| SHORT EXERCISE |
Return the lines below that carry the word "carte".

Source data:

◇ ◇ ◇ ◇

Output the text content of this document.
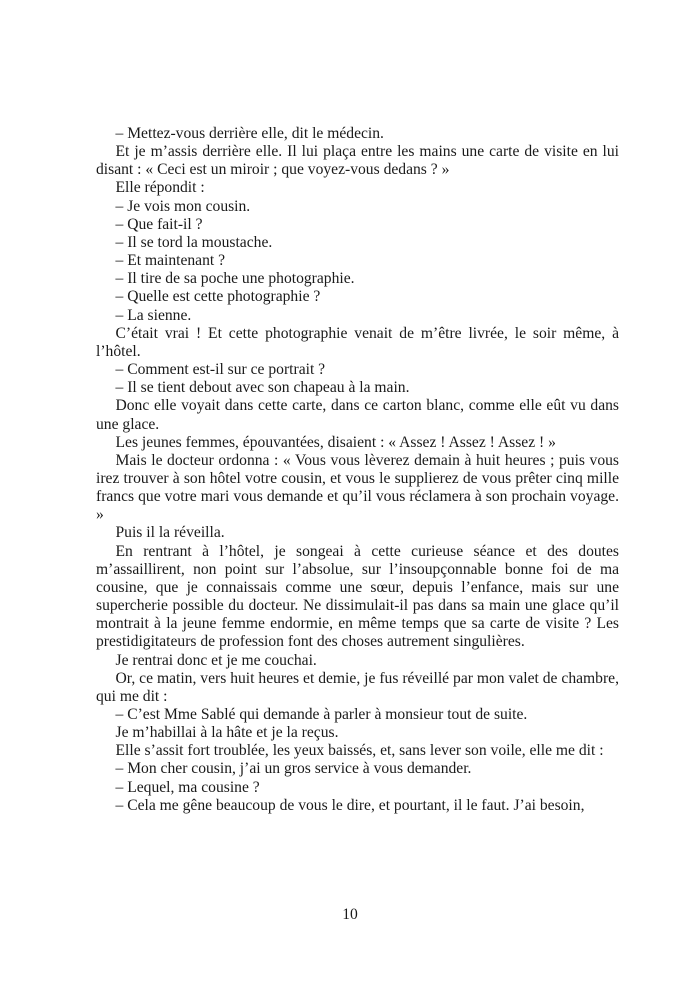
– Mettez-vous derrière elle, dit le médecin.

Et je m’assis derrière elle. Il lui plaça entre les mains une carte de visite en lui disant : « Ceci est un miroir ; que voyez-vous dedans ? »

Elle répondit :

– Je vois mon cousin.

– Que fait-il ?

– Il se tord la moustache.

– Et maintenant ?

– Il tire de sa poche une photographie.

– Quelle est cette photographie ?

– La sienne.

C’était vrai ! Et cette photographie venait de m’être livrée, le soir même, à l’hôtel.

– Comment est-il sur ce portrait ?

– Il se tient debout avec son chapeau à la main.

Donc elle voyait dans cette carte, dans ce carton blanc, comme elle eût vu dans une glace.

Les jeunes femmes, épouvantées, disaient : « Assez ! Assez ! Assez ! »

Mais le docteur ordonna : « Vous vous lèverez demain à huit heures ; puis vous irez trouver à son hôtel votre cousin, et vous le supplierez de vous prêter cinq mille francs que votre mari vous demande et qu’il vous réclamera à son prochain voyage. »

Puis il la réveilla.

En rentrant à l’hôtel, je songeai à cette curieuse séance et des doutes m’assaillirent, non point sur l’absolue, sur l’insoupçonnable bonne foi de ma cousine, que je connaissais comme une sœur, depuis l’enfance, mais sur une supercherie possible du docteur. Ne dissimulait-il pas dans sa main une glace qu’il montrait à la jeune femme endormie, en même temps que sa carte de visite ? Les prestidigitateurs de profession font des choses autrement singulières.

Je rentrai donc et je me couchai.

Or, ce matin, vers huit heures et demie, je fus réveillé par mon valet de chambre, qui me dit :

– C’est Mme Sablé qui demande à parler à monsieur tout de suite.

Je m’habillai à la hâte et je la reçus.

Elle s’assit fort troublée, les yeux baissés, et, sans lever son voile, elle me dit :

– Mon cher cousin, j’ai un gros service à vous demander.

– Lequel, ma cousine ?

– Cela me gêne beaucoup de vous le dire, et pourtant, il le faut. J’ai besoin,

10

◇ ◇ ◇ ◇

| TASK RESULT |
Et je m’assis derrière elle. Il lui plaça entre les mains une carte de visite en lui disant : « Ceci est un miroir ; que voyez-vous dedans ? »
Donc elle voyait dans cette carte, dans ce carton blanc, comme elle eût vu dans une glace.
En rentrant à l’hôtel, je songeai à cette curieuse séance et des doutes m’assaillirent, non point sur l’absolue, sur l’insoupçonnable bonne foi de ma cousine, que je connaissais comme une sœur, depuis l’enfance, mais sur une supercherie possible du docteur. Ne dissimulait-il pas dans sa main une glace qu’il montrait à la jeune femme endormie, en même temps que sa carte de visite ? Les prestidigitateurs de profession font des choses autrement singulières.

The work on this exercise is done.